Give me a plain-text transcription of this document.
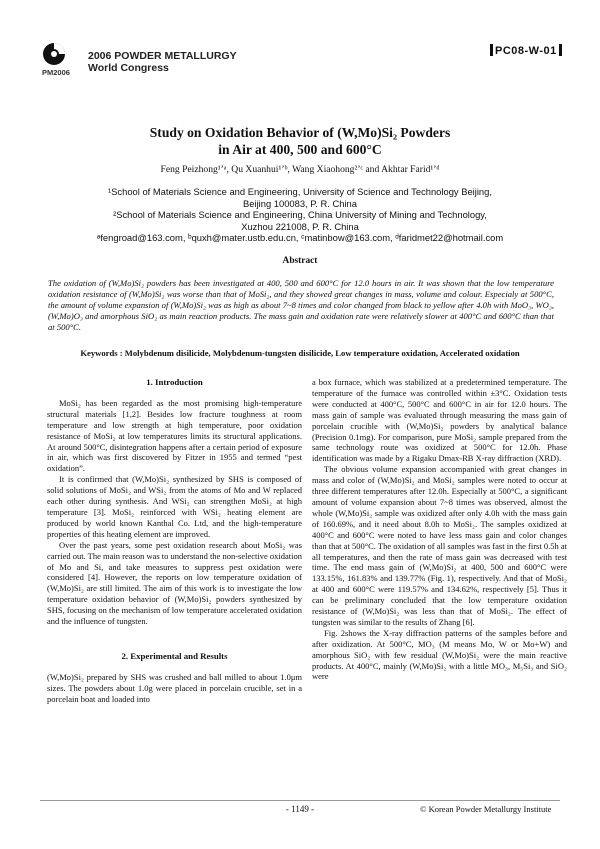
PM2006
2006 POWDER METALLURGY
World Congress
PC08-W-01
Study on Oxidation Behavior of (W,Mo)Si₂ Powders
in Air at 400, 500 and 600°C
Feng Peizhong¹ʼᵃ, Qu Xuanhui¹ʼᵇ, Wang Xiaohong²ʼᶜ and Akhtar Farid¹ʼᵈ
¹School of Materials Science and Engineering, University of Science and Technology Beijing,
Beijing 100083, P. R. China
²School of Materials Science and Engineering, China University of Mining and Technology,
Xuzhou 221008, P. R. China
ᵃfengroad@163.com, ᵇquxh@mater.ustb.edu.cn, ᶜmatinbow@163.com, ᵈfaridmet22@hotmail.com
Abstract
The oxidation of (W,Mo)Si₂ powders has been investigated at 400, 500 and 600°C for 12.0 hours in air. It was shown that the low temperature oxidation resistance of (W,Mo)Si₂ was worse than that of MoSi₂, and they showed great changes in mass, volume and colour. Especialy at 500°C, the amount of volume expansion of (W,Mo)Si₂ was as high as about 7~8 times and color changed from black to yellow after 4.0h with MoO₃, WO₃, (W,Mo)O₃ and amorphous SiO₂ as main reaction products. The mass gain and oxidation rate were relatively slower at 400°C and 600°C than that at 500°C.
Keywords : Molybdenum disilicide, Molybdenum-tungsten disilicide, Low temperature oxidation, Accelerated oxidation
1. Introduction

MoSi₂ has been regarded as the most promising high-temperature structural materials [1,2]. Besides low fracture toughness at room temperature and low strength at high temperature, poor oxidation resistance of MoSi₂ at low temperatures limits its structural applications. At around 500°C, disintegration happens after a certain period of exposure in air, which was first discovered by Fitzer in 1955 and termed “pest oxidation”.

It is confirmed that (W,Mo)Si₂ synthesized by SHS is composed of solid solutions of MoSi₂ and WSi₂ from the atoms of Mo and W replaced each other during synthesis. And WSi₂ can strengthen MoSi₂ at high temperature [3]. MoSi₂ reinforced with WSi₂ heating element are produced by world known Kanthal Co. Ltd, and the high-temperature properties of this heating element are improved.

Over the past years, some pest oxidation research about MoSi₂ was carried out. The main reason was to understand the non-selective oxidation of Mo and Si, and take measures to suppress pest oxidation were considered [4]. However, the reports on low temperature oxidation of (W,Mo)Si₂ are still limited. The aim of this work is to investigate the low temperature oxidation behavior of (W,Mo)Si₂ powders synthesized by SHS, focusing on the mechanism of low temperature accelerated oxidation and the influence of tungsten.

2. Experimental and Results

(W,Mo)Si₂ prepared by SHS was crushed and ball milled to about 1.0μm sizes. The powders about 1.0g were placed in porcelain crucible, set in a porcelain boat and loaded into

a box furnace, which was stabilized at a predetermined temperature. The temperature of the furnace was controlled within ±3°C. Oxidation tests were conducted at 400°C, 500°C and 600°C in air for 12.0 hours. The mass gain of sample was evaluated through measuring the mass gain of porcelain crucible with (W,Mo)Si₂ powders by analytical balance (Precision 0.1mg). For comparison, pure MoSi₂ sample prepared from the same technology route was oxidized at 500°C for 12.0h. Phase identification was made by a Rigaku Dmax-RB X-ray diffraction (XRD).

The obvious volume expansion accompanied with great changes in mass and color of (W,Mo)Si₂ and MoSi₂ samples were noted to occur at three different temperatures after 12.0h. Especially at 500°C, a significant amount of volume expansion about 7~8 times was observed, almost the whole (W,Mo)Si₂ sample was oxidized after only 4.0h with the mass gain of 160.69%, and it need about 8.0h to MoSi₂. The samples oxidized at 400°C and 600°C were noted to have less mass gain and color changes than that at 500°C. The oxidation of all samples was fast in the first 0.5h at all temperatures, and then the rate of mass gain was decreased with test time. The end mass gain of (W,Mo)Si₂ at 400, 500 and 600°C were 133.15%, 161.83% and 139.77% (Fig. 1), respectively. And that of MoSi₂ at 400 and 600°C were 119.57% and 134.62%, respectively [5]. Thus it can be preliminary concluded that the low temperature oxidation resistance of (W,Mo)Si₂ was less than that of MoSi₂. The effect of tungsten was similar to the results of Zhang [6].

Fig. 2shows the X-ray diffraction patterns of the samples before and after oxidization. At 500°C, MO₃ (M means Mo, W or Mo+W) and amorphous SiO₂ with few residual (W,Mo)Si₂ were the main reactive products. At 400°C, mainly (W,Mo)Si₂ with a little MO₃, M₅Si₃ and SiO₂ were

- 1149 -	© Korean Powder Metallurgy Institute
----
▶ _Task directions_:
Output the data above without changes, apart from leaving out the pictures.

▶ _Finished task_:
Give me a plain-text transcription of this document.
PM2006
2006 POWDER METALLURGY
World Congress
PC08-W-01
Study on Oxidation Behavior of (W,Mo)Si₂ Powders
in Air at 400, 500 and 600°C
Feng Peizhong¹ʼᵃ, Qu Xuanhui¹ʼᵇ, Wang Xiaohong²ʼᶜ and Akhtar Farid¹ʼᵈ
¹School of Materials Science and Engineering, University of Science and Technology Beijing,
Beijing 100083, P. R. China
²School of Materials Science and Engineering, China University of Mining and Technology,
Xuzhou 221008, P. R. China
ᵃfengroad@163.com, ᵇquxh@mater.ustb.edu.cn, ᶜmatinbow@163.com, ᵈfaridmet22@hotmail.com
Abstract
The oxidation of (W,Mo)Si₂ powders has been investigated at 400, 500 and 600°C for 12.0 hours in air. It was shown that the low temperature oxidation resistance of (W,Mo)Si₂ was worse than that of MoSi₂, and they showed great changes in mass, volume and colour. Especialy at 500°C, the amount of volume expansion of (W,Mo)Si₂ was as high as about 7~8 times and color changed from black to yellow after 4.0h with MoO₃, WO₃, (W,Mo)O₃ and amorphous SiO₂ as main reaction products. The mass gain and oxidation rate were relatively slower at 400°C and 600°C than that at 500°C.
Keywords : Molybdenum disilicide, Molybdenum-tungsten disilicide, Low temperature oxidation, Accelerated oxidation
1. Introduction

MoSi₂ has been regarded as the most promising high-temperature structural materials [1,2]. Besides low fracture toughness at room temperature and low strength at high temperature, poor oxidation resistance of MoSi₂ at low temperatures limits its structural applications. At around 500°C, disintegration happens after a certain period of exposure in air, which was first discovered by Fitzer in 1955 and termed “pest oxidation”.

It is confirmed that (W,Mo)Si₂ synthesized by SHS is composed of solid solutions of MoSi₂ and WSi₂ from the atoms of Mo and W replaced each other during synthesis. And WSi₂ can strengthen MoSi₂ at high temperature [3]. MoSi₂ reinforced with WSi₂ heating element are produced by world known Kanthal Co. Ltd, and the high-temperature properties of this heating element are improved.

Over the past years, some pest oxidation research about MoSi₂ was carried out. The main reason was to understand the non-selective oxidation of Mo and Si, and take measures to suppress pest oxidation were considered [4]. However, the reports on low temperature oxidation of (W,Mo)Si₂ are still limited. The aim of this work is to investigate the low temperature oxidation behavior of (W,Mo)Si₂ powders synthesized by SHS, focusing on the mechanism of low temperature accelerated oxidation and the influence of tungsten.

2. Experimental and Results

(W,Mo)Si₂ prepared by SHS was crushed and ball milled to about 1.0μm sizes. The powders about 1.0g were placed in porcelain crucible, set in a porcelain boat and loaded into

a box furnace, which was stabilized at a predetermined temperature. The temperature of the furnace was controlled within ±3°C. Oxidation tests were conducted at 400°C, 500°C and 600°C in air for 12.0 hours. The mass gain of sample was evaluated through measuring the mass gain of porcelain crucible with (W,Mo)Si₂ powders by analytical balance (Precision 0.1mg). For comparison, pure MoSi₂ sample prepared from the same technology route was oxidized at 500°C for 12.0h. Phase identification was made by a Rigaku Dmax-RB X-ray diffraction (XRD).

The obvious volume expansion accompanied with great changes in mass and color of (W,Mo)Si₂ and MoSi₂ samples were noted to occur at three different temperatures after 12.0h. Especially at 500°C, a significant amount of volume expansion about 7~8 times was observed, almost the whole (W,Mo)Si₂ sample was oxidized after only 4.0h with the mass gain of 160.69%, and it need about 8.0h to MoSi₂. The samples oxidized at 400°C and 600°C were noted to have less mass gain and color changes than that at 500°C. The oxidation of all samples was fast in the first 0.5h at all temperatures, and then the rate of mass gain was decreased with test time. The end mass gain of (W,Mo)Si₂ at 400, 500 and 600°C were 133.15%, 161.83% and 139.77% (Fig. 1), respectively. And that of MoSi₂ at 400 and 600°C were 119.57% and 134.62%, respectively [5]. Thus it can be preliminary concluded that the low temperature oxidation resistance of (W,Mo)Si₂ was less than that of MoSi₂. The effect of tungsten was similar to the results of Zhang [6].

Fig. 2shows the X-ray diffraction patterns of the samples before and after oxidization. At 500°C, MO₃ (M means Mo, W or Mo+W) and amorphous SiO₂ with few residual (W,Mo)Si₂ were the main reactive products. At 400°C, mainly (W,Mo)Si₂ with a little MO₃, M₅Si₃ and SiO₂ were

- 1149 -	© Korean Powder Metallurgy Institute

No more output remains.